Data entries>
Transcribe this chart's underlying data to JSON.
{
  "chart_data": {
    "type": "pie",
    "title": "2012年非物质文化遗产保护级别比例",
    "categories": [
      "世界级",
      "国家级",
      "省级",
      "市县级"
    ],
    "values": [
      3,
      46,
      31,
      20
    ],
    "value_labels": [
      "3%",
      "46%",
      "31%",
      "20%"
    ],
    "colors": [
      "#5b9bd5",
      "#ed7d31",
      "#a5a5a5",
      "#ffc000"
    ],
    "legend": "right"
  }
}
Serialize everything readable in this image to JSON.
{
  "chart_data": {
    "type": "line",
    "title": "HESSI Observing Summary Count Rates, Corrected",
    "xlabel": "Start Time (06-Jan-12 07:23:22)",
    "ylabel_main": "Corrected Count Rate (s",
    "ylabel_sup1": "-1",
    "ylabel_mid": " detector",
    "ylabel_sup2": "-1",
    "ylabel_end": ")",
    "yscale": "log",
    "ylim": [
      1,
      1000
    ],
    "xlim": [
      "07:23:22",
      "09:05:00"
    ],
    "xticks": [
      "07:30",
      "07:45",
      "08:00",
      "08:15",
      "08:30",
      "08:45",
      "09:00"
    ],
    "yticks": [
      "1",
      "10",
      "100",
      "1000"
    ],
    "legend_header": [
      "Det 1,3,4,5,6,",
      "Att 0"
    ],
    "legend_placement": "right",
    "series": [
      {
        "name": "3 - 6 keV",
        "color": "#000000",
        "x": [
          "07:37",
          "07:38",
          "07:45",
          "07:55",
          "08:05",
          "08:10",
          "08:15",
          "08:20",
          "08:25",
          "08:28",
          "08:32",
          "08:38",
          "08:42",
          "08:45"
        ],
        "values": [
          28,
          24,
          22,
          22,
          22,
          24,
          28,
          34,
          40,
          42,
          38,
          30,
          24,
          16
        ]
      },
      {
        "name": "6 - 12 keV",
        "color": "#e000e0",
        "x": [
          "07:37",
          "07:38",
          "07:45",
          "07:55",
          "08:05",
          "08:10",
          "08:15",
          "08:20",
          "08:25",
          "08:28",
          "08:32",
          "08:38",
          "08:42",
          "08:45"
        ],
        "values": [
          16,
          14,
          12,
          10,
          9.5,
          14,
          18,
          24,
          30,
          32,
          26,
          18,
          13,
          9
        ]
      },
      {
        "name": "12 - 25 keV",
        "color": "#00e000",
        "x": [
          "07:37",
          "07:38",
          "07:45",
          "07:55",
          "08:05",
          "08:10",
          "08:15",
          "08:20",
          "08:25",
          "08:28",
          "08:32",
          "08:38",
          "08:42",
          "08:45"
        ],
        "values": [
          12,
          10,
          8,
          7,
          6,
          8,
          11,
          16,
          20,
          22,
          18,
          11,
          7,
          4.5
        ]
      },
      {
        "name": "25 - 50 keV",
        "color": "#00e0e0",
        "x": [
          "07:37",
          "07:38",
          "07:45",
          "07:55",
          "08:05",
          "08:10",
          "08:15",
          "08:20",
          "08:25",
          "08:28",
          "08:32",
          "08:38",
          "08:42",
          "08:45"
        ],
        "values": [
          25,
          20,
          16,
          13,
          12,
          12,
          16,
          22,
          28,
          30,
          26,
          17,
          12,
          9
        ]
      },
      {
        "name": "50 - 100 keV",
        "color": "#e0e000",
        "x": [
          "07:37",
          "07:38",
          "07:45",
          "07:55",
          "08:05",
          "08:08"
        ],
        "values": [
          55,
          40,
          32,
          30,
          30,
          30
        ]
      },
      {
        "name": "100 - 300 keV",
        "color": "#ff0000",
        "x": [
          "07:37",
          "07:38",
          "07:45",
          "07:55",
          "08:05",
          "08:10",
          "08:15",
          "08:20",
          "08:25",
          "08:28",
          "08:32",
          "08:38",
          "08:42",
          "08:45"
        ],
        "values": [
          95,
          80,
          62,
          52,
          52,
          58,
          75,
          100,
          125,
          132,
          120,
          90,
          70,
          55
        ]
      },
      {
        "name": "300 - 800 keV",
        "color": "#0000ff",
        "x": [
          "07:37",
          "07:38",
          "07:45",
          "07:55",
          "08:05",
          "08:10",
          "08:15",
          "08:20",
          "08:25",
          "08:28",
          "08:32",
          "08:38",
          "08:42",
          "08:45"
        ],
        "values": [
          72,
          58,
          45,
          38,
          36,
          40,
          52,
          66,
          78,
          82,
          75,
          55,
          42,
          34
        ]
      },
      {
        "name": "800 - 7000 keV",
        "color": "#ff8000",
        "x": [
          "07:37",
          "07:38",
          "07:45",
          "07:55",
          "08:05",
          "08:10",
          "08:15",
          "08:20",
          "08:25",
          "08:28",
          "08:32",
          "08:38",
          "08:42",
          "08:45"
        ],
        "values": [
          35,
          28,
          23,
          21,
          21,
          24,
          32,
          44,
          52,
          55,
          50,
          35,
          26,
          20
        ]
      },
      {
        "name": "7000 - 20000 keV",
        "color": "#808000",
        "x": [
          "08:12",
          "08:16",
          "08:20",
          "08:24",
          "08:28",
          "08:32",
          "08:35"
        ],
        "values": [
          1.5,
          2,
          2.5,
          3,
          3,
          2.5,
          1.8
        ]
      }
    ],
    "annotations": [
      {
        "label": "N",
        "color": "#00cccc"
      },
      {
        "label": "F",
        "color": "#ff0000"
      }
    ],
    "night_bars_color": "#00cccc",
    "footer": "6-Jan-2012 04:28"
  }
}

Written exercise> Restate the whole listing exactly.

Answer in full>
Transcribe this chart's underlying data to JSON.
{
  "chart_data": {
    "type": "pie",
    "title": "2012年非物质文化遗产保护级别比例",
    "categories": [
      "世界级",
      "国家级",
      "省级",
      "市县级"
    ],
    "values": [
      3,
      46,
      31,
      20
    ],
    "value_labels": [
      "3%",
      "46%",
      "31%",
      "20%"
    ],
    "colors": [
      "#5b9bd5",
      "#ed7d31",
      "#a5a5a5",
      "#ffc000"
    ],
    "legend": "right"
  }
}
Serialize everything readable in this image to JSON.
{
  "chart_data": {
    "type": "line",
    "title": "HESSI Observing Summary Count Rates, Corrected",
    "xlabel": "Start Time (06-Jan-12 07:23:22)",
    "ylabel_main": "Corrected Count Rate (s",
    "ylabel_sup1": "-1",
    "ylabel_mid": " detector",
    "ylabel_sup2": "-1",
    "ylabel_end": ")",
    "yscale": "log",
    "ylim": [
      1,
      1000
    ],
    "xlim": [
      "07:23:22",
      "09:05:00"
    ],
    "xticks": [
      "07:30",
      "07:45",
      "08:00",
      "08:15",
      "08:30",
      "08:45",
      "09:00"
    ],
    "yticks": [
      "1",
      "10",
      "100",
      "1000"
    ],
    "legend_header": [
      "Det 1,3,4,5,6,",
      "Att 0"
    ],
    "legend_placement": "right",
    "series": [
      {
        "name": "3 - 6 keV",
        "color": "#000000",
        "x": [
          "07:37",
          "07:38",
          "07:45",
          "07:55",
          "08:05",
          "08:10",
          "08:15",
          "08:20",
          "08:25",
          "08:28",
          "08:32",
          "08:38",
          "08:42",
          "08:45"
        ],
        "values": [
          28,
          24,
          22,
          22,
          22,
          24,
          28,
          34,
          40,
          42,
          38,
          30,
          24,
          16
        ]
      },
      {
        "name": "6 - 12 keV",
        "color": "#e000e0",
        "x": [
          "07:37",
          "07:38",
          "07:45",
          "07:55",
          "08:05",
          "08:10",
          "08:15",
          "08:20",
          "08:25",
          "08:28",
          "08:32",
          "08:38",
          "08:42",
          "08:45"
        ],
        "values": [
          16,
          14,
          12,
          10,
          9.5,
          14,
          18,
          24,
          30,
          32,
          26,
          18,
          13,
          9
        ]
      },
      {
        "name": "12 - 25 keV",
        "color": "#00e000",
        "x": [
          "07:37",
          "07:38",
          "07:45",
          "07:55",
          "08:05",
          "08:10",
          "08:15",
          "08:20",
          "08:25",
          "08:28",
          "08:32",
          "08:38",
          "08:42",
          "08:45"
        ],
        "values": [
          12,
          10,
          8,
          7,
          6,
          8,
          11,
          16,
          20,
          22,
          18,
          11,
          7,
          4.5
        ]
      },
      {
        "name": "25 - 50 keV",
        "color": "#00e0e0",
        "x": [
          "07:37",
          "07:38",
          "07:45",
          "07:55",
          "08:05",
          "08:10",
          "08:15",
          "08:20",
          "08:25",
          "08:28",
          "08:32",
          "08:38",
          "08:42",
          "08:45"
        ],
        "values": [
          25,
          20,
          16,
          13,
          12,
          12,
          16,
          22,
          28,
          30,
          26,
          17,
          12,
          9
        ]
      },
      {
        "name": "50 - 100 keV",
        "color": "#e0e000",
        "x": [
          "07:37",
          "07:38",
          "07:45",
          "07:55",
          "08:05",
          "08:08"
        ],
        "values": [
          55,
          40,
          32,
          30,
          30,
          30
        ]
      },
      {
        "name": "100 - 300 keV",
        "color": "#ff0000",
        "x": [
          "07:37",
          "07:38",
          "07:45",
          "07:55",
          "08:05",
          "08:10",
          "08:15",
          "08:20",
          "08:25",
          "08:28",
          "08:32",
          "08:38",
          "08:42",
          "08:45"
        ],
        "values": [
          95,
          80,
          62,
          52,
          52,
          58,
          75,
          100,
          125,
          132,
          120,
          90,
          70,
          55
        ]
      },
      {
        "name": "300 - 800 keV",
        "color": "#0000ff",
        "x": [
          "07:37",
          "07:38",
          "07:45",
          "07:55",
          "08:05",
          "08:10",
          "08:15",
          "08:20",
          "08:25",
          "08:28",
          "08:32",
          "08:38",
          "08:42",
          "08:45"
        ],
        "values": [
          72,
          58,
          45,
          38,
          36,
          40,
          52,
          66,
          78,
          82,
          75,
          55,
          42,
          34
        ]
      },
      {
        "name": "800 - 7000 keV",
        "color": "#ff8000",
        "x": [
          "07:37",
          "07:38",
          "07:45",
          "07:55",
          "08:05",
          "08:10",
          "08:15",
          "08:20",
          "08:25",
          "08:28",
          "08:32",
          "08:38",
          "08:42",
          "08:45"
        ],
        "values": [
          35,
          28,
          23,
          21,
          21,
          24,
          32,
          44,
          52,
          55,
          50,
          35,
          26,
          20
        ]
      },
      {
        "name": "7000 - 20000 keV",
        "color": "#808000",
        "x": [
          "08:12",
          "08:16",
          "08:20",
          "08:24",
          "08:28",
          "08:32",
          "08:35"
        ],
        "values": [
          1.5,
          2,
          2.5,
          3,
          3,
          2.5,
          1.8
        ]
      }
    ],
    "annotations": [
      {
        "label": "N",
        "color": "#00cccc"
      },
      {
        "label": "F",
        "color": "#ff0000"
      }
    ],
    "night_bars_color": "#00cccc",
    "footer": "6-Jan-2012 04:28"
  }
}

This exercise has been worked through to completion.